_Exercise prompt_
Each entry here needs to be set down again exactly, please; pictures are left out.

_Supplied information_
----------------

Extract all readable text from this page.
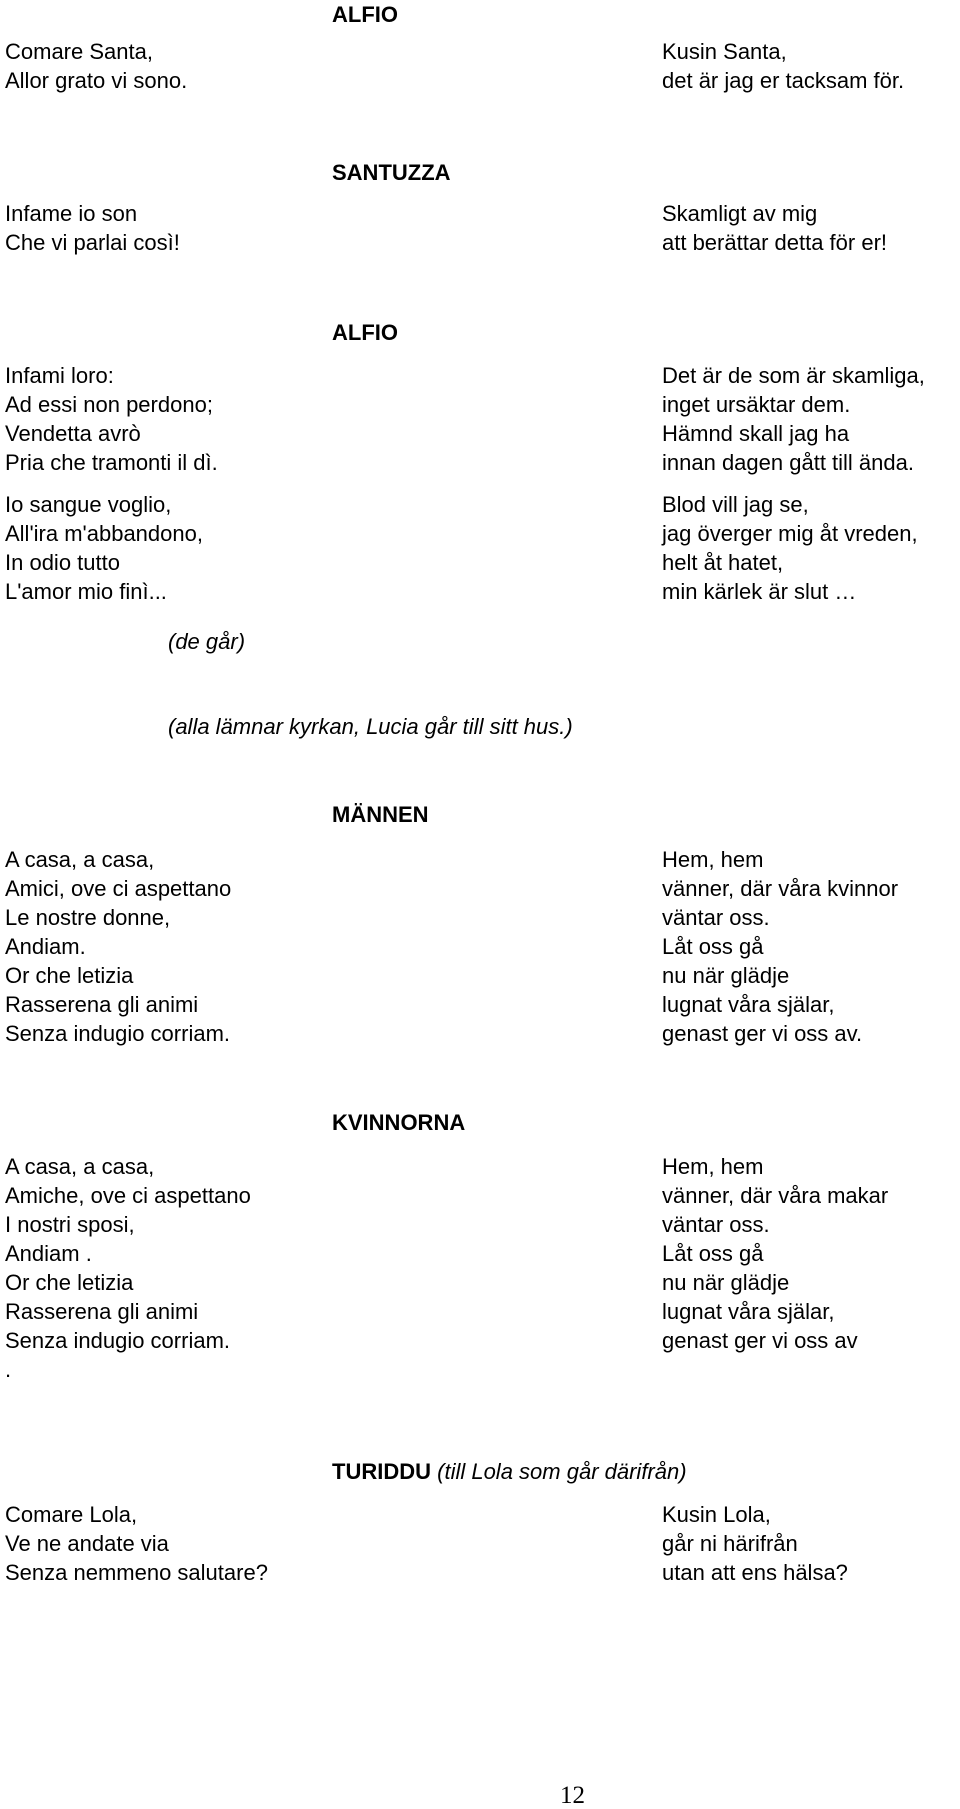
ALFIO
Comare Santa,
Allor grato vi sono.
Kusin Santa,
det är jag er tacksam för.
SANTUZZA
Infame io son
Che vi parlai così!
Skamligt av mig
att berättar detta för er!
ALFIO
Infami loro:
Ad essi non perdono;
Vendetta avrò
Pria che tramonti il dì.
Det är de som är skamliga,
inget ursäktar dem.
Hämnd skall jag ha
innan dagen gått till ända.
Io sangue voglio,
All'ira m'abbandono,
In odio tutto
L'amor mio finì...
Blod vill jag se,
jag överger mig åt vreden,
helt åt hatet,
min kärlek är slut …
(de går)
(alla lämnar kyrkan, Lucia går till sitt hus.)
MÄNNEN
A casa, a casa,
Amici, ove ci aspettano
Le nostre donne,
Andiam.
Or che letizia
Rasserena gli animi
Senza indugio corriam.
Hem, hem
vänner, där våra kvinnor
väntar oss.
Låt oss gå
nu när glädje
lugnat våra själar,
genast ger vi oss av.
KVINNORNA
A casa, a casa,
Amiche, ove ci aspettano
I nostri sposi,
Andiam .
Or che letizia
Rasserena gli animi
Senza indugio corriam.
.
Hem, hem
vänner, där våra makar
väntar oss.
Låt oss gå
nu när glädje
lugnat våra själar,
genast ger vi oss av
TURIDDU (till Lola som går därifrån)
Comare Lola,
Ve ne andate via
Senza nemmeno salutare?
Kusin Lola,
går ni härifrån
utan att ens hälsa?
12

----------------

_Answer to this exercise_
Extract all readable text from this page.
ALFIO
Comare Santa,
Allor grato vi sono.
Kusin Santa,
det är jag er tacksam för.
SANTUZZA
Infame io son
Che vi parlai così!
Skamligt av mig
att berättar detta för er!
ALFIO
Infami loro:
Ad essi non perdono;
Vendetta avrò
Pria che tramonti il dì.
Det är de som är skamliga,
inget ursäktar dem.
Hämnd skall jag ha
innan dagen gått till ända.
Io sangue voglio,
All'ira m'abbandono,
In odio tutto
L'amor mio finì...
Blod vill jag se,
jag överger mig åt vreden,
helt åt hatet,
min kärlek är slut …
(de går)
(alla lämnar kyrkan, Lucia går till sitt hus.)
MÄNNEN
A casa, a casa,
Amici, ove ci aspettano
Le nostre donne,
Andiam.
Or che letizia
Rasserena gli animi
Senza indugio corriam.
Hem, hem
vänner, där våra kvinnor
väntar oss.
Låt oss gå
nu när glädje
lugnat våra själar,
genast ger vi oss av.
KVINNORNA
A casa, a casa,
Amiche, ove ci aspettano
I nostri sposi,
Andiam .
Or che letizia
Rasserena gli animi
Senza indugio corriam.
.
Hem, hem
vänner, där våra makar
väntar oss.
Låt oss gå
nu när glädje
lugnat våra själar,
genast ger vi oss av
TURIDDU (till Lola som går därifrån)
Comare Lola,
Ve ne andate via
Senza nemmeno salutare?
Kusin Lola,
går ni härifrån
utan att ens hälsa?
12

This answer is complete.